Data section:

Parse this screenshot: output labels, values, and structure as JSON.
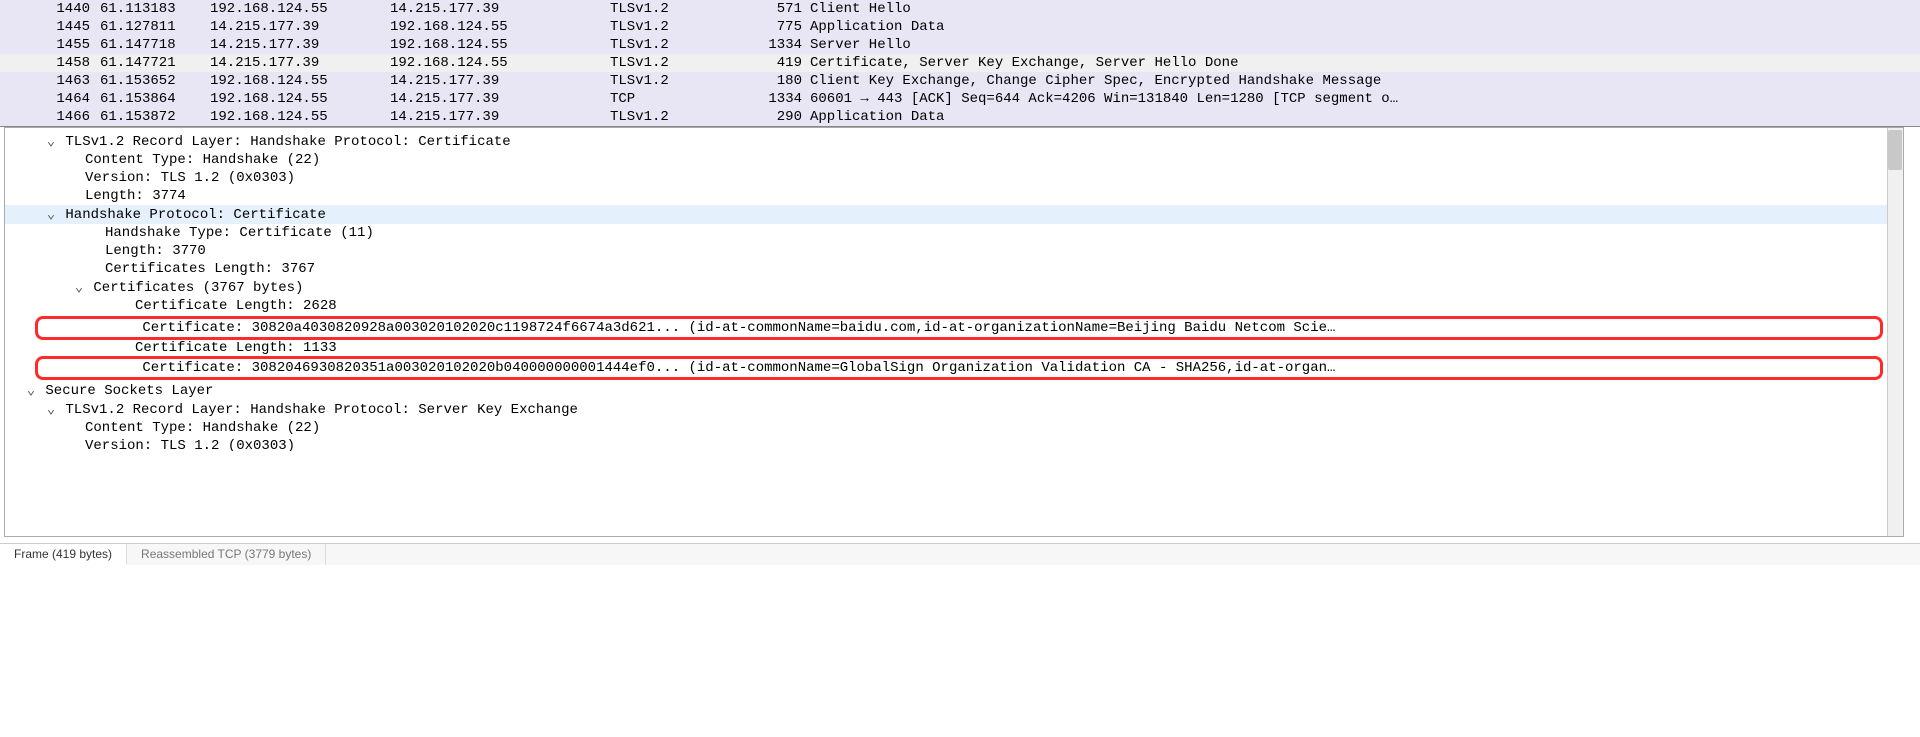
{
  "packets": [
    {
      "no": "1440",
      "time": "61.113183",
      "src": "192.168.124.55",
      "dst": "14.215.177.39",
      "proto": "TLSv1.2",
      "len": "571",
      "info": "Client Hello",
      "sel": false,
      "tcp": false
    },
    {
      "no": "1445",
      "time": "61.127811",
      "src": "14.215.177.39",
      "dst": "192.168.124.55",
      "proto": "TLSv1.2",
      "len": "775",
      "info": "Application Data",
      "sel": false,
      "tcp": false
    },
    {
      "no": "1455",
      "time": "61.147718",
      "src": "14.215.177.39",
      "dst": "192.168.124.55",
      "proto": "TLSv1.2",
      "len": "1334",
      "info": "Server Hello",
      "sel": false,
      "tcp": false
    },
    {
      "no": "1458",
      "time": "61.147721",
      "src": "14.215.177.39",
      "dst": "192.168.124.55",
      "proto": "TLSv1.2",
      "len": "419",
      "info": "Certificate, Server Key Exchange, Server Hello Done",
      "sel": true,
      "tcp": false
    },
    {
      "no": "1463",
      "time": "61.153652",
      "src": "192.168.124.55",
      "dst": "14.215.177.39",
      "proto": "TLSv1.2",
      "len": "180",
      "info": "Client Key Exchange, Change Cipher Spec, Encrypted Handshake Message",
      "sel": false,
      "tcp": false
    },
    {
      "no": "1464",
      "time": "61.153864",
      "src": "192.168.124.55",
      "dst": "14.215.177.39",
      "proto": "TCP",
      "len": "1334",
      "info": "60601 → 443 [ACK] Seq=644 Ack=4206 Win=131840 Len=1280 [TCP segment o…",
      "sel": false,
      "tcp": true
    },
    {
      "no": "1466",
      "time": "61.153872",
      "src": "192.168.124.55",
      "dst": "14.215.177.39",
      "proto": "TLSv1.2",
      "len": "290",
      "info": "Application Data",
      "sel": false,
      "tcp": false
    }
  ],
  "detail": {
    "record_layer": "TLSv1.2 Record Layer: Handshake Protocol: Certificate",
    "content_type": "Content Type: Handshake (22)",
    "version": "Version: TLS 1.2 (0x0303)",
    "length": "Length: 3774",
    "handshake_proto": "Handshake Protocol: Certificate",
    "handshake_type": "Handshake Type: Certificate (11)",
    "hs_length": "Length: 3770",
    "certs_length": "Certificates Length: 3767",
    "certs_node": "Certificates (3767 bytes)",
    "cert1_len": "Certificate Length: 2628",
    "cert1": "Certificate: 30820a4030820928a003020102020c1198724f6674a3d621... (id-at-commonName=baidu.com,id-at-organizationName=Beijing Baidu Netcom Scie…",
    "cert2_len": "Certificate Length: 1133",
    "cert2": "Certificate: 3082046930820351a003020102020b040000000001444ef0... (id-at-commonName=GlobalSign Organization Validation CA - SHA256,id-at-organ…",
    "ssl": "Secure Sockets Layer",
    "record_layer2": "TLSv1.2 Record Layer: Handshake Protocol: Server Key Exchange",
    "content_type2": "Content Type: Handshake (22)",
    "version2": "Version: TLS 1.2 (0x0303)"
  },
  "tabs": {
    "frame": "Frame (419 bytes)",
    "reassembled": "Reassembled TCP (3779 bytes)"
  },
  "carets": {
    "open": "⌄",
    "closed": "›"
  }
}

Exercise brief: Reproduce each line of the records exactly, and omit every picture.

Expected answer:
Parse this screenshot: output labels, values, and structure as JSON.
{
  "packets": [
    {
      "no": "1440",
      "time": "61.113183",
      "src": "192.168.124.55",
      "dst": "14.215.177.39",
      "proto": "TLSv1.2",
      "len": "571",
      "info": "Client Hello",
      "sel": false,
      "tcp": false
    },
    {
      "no": "1445",
      "time": "61.127811",
      "src": "14.215.177.39",
      "dst": "192.168.124.55",
      "proto": "TLSv1.2",
      "len": "775",
      "info": "Application Data",
      "sel": false,
      "tcp": false
    },
    {
      "no": "1455",
      "time": "61.147718",
      "src": "14.215.177.39",
      "dst": "192.168.124.55",
      "proto": "TLSv1.2",
      "len": "1334",
      "info": "Server Hello",
      "sel": false,
      "tcp": false
    },
    {
      "no": "1458",
      "time": "61.147721",
      "src": "14.215.177.39",
      "dst": "192.168.124.55",
      "proto": "TLSv1.2",
      "len": "419",
      "info": "Certificate, Server Key Exchange, Server Hello Done",
      "sel": true,
      "tcp": false
    },
    {
      "no": "1463",
      "time": "61.153652",
      "src": "192.168.124.55",
      "dst": "14.215.177.39",
      "proto": "TLSv1.2",
      "len": "180",
      "info": "Client Key Exchange, Change Cipher Spec, Encrypted Handshake Message",
      "sel": false,
      "tcp": false
    },
    {
      "no": "1464",
      "time": "61.153864",
      "src": "192.168.124.55",
      "dst": "14.215.177.39",
      "proto": "TCP",
      "len": "1334",
      "info": "60601 → 443 [ACK] Seq=644 Ack=4206 Win=131840 Len=1280 [TCP segment o…",
      "sel": false,
      "tcp": true
    },
    {
      "no": "1466",
      "time": "61.153872",
      "src": "192.168.124.55",
      "dst": "14.215.177.39",
      "proto": "TLSv1.2",
      "len": "290",
      "info": "Application Data",
      "sel": false,
      "tcp": false
    }
  ],
  "detail": {
    "record_layer": "TLSv1.2 Record Layer: Handshake Protocol: Certificate",
    "content_type": "Content Type: Handshake (22)",
    "version": "Version: TLS 1.2 (0x0303)",
    "length": "Length: 3774",
    "handshake_proto": "Handshake Protocol: Certificate",
    "handshake_type": "Handshake Type: Certificate (11)",
    "hs_length": "Length: 3770",
    "certs_length": "Certificates Length: 3767",
    "certs_node": "Certificates (3767 bytes)",
    "cert1_len": "Certificate Length: 2628",
    "cert1": "Certificate: 30820a4030820928a003020102020c1198724f6674a3d621... (id-at-commonName=baidu.com,id-at-organizationName=Beijing Baidu Netcom Scie…",
    "cert2_len": "Certificate Length: 1133",
    "cert2": "Certificate: 3082046930820351a003020102020b040000000001444ef0... (id-at-commonName=GlobalSign Organization Validation CA - SHA256,id-at-organ…",
    "ssl": "Secure Sockets Layer",
    "record_layer2": "TLSv1.2 Record Layer: Handshake Protocol: Server Key Exchange",
    "content_type2": "Content Type: Handshake (22)",
    "version2": "Version: TLS 1.2 (0x0303)"
  },
  "tabs": {
    "frame": "Frame (419 bytes)",
    "reassembled": "Reassembled TCP (3779 bytes)"
  },
  "carets": {
    "open": "⌄",
    "closed": "›"
  }
}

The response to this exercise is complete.